## Data extract:
▼
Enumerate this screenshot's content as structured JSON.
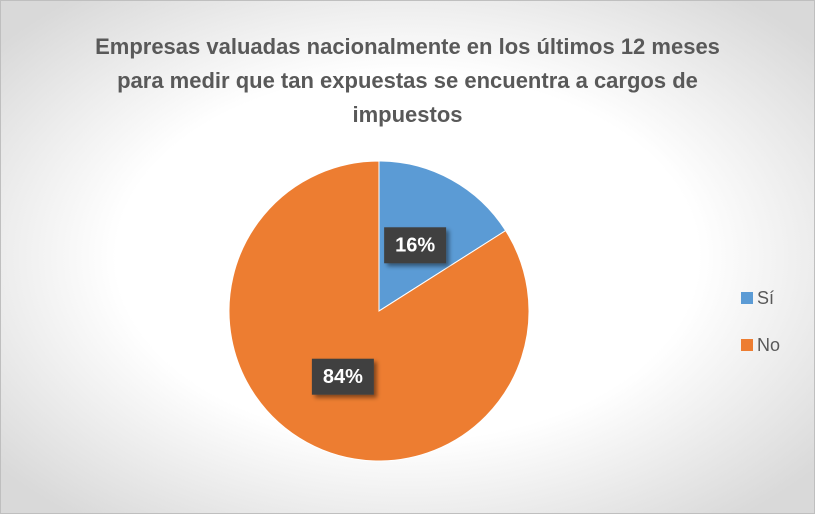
{
  "chart_data": {
    "type": "pie",
    "title": "Empresas valuadas nacionalmente en los últimos 12 meses para medir que tan expuestas se encuentra a cargos de impuestos",
    "categories": [
      "Sí",
      "No"
    ],
    "values": [
      16,
      84
    ],
    "value_labels": [
      "16%",
      "84%"
    ],
    "colors": [
      "#5b9bd5",
      "#ed7d31"
    ],
    "legend": "right"
  }
}
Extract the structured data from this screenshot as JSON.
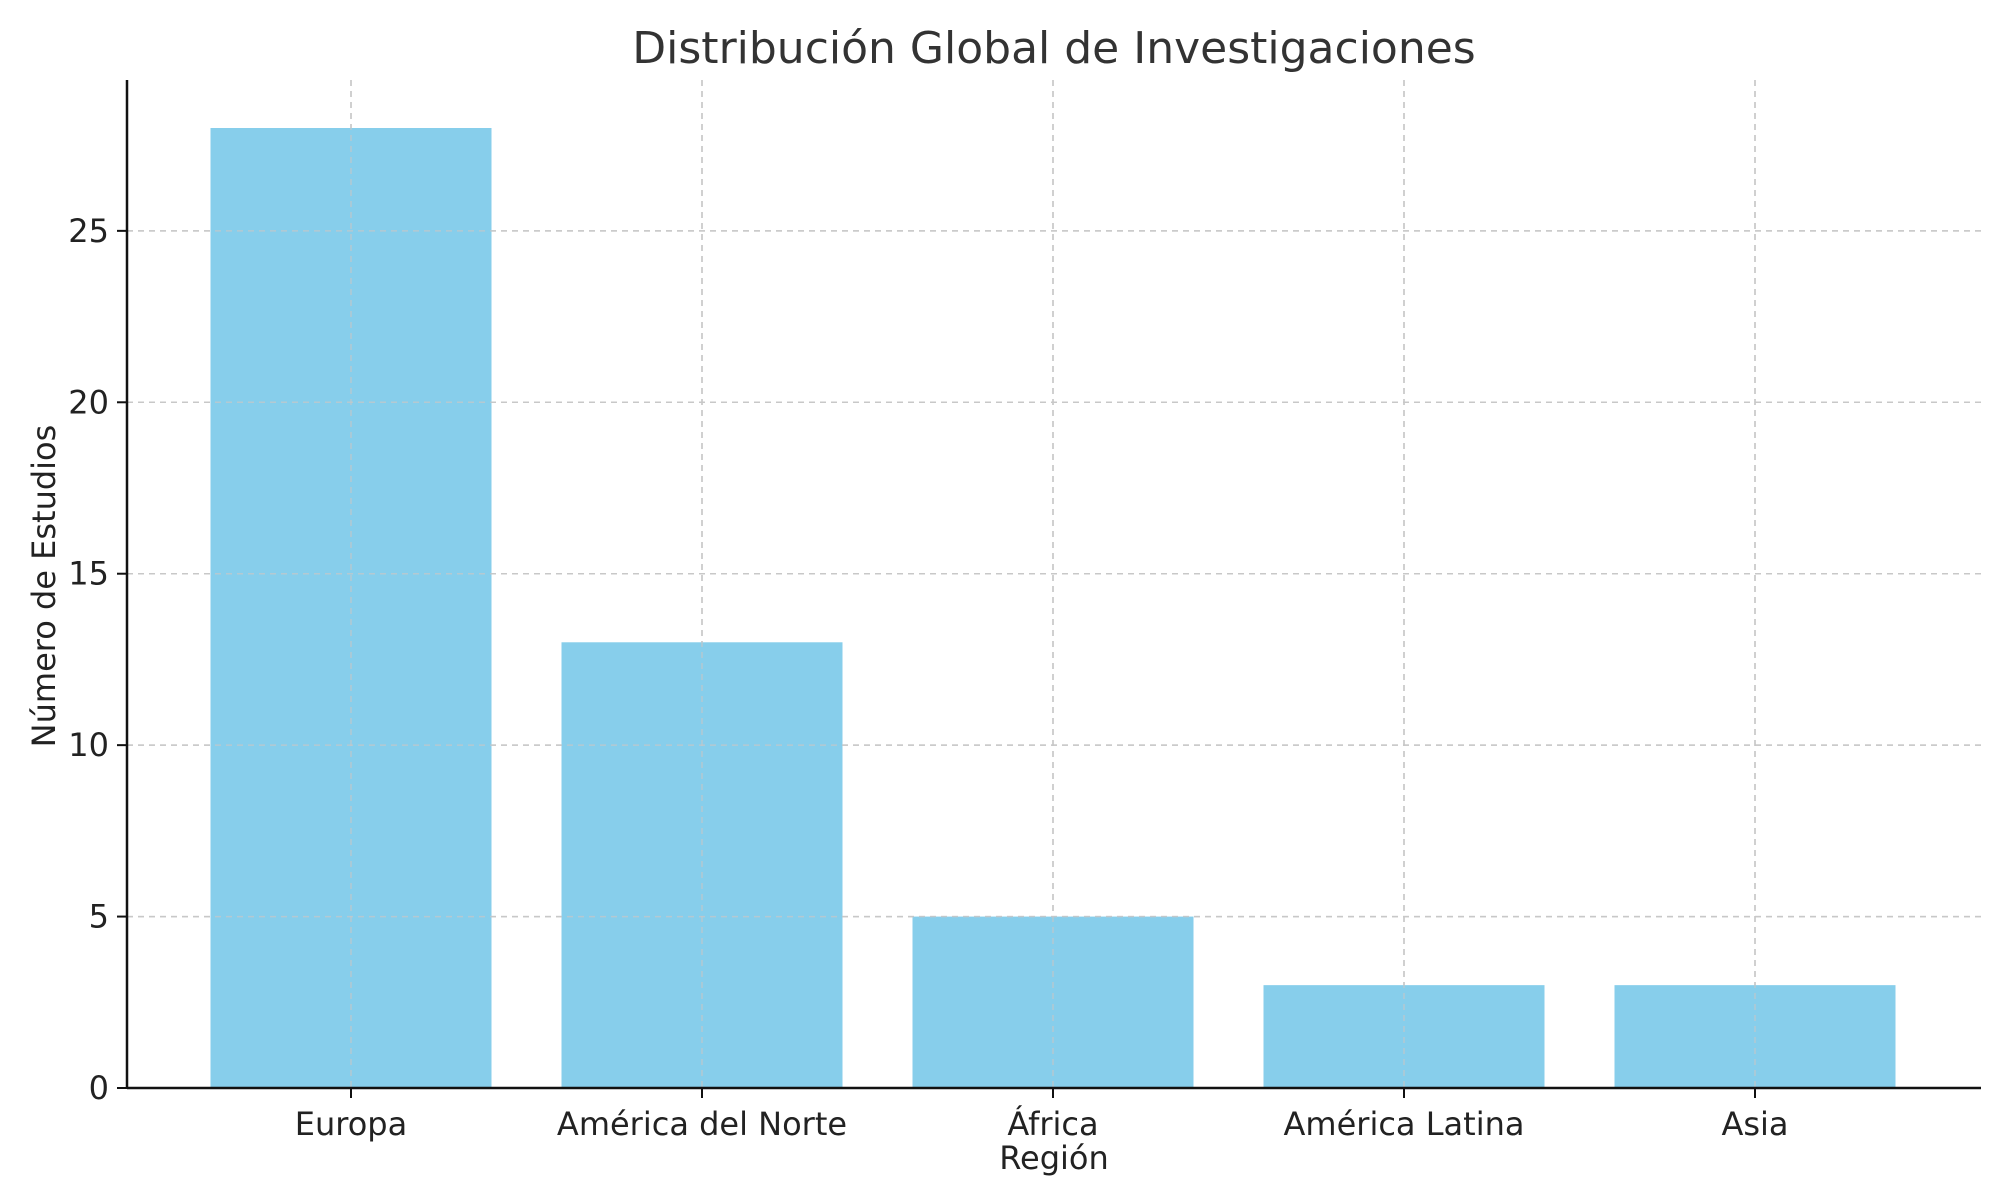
{
  "chart_data": {
    "type": "bar",
    "title": "Distribución Global de Investigaciones",
    "xlabel": "Región",
    "ylabel": "Número de Estudios",
    "categories": [
      "Europa",
      "América del Norte",
      "África",
      "América Latina",
      "Asia"
    ],
    "values": [
      28,
      13,
      5,
      3,
      3
    ],
    "ylim": [
      0,
      29.4
    ],
    "yticks": [
      0,
      5,
      10,
      15,
      20,
      25
    ],
    "grid": true,
    "colors": {
      "bar": "#87ceeb",
      "grid": "#c8c8c8",
      "axis": "#111111"
    }
  }
}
▲
## Work instructions:
Write out the entries again, exactly as given, skipping any images.

## Result below:
Enumerate this screenshot's content as structured JSON.
{
  "chart_data": {
    "type": "pie",
    "title": "Empresas valuadas nacionalmente en los últimos 12 meses para medir que tan expuestas se encuentra a cargos de impuestos",
    "categories": [
      "Sí",
      "No"
    ],
    "values": [
      16,
      84
    ],
    "value_labels": [
      "16%",
      "84%"
    ],
    "colors": [
      "#5b9bd5",
      "#ed7d31"
    ],
    "legend": "right"
  }
}
Extract the structured data from this screenshot as JSON.
{
  "chart_data": {
    "type": "bar",
    "title": "Distribución Global de Investigaciones",
    "xlabel": "Región",
    "ylabel": "Número de Estudios",
    "categories": [
      "Europa",
      "América del Norte",
      "África",
      "América Latina",
      "Asia"
    ],
    "values": [
      28,
      13,
      5,
      3,
      3
    ],
    "ylim": [
      0,
      29.4
    ],
    "yticks": [
      0,
      5,
      10,
      15,
      20,
      25
    ],
    "grid": true,
    "colors": {
      "bar": "#87ceeb",
      "grid": "#c8c8c8",
      "axis": "#111111"
    }
  }
}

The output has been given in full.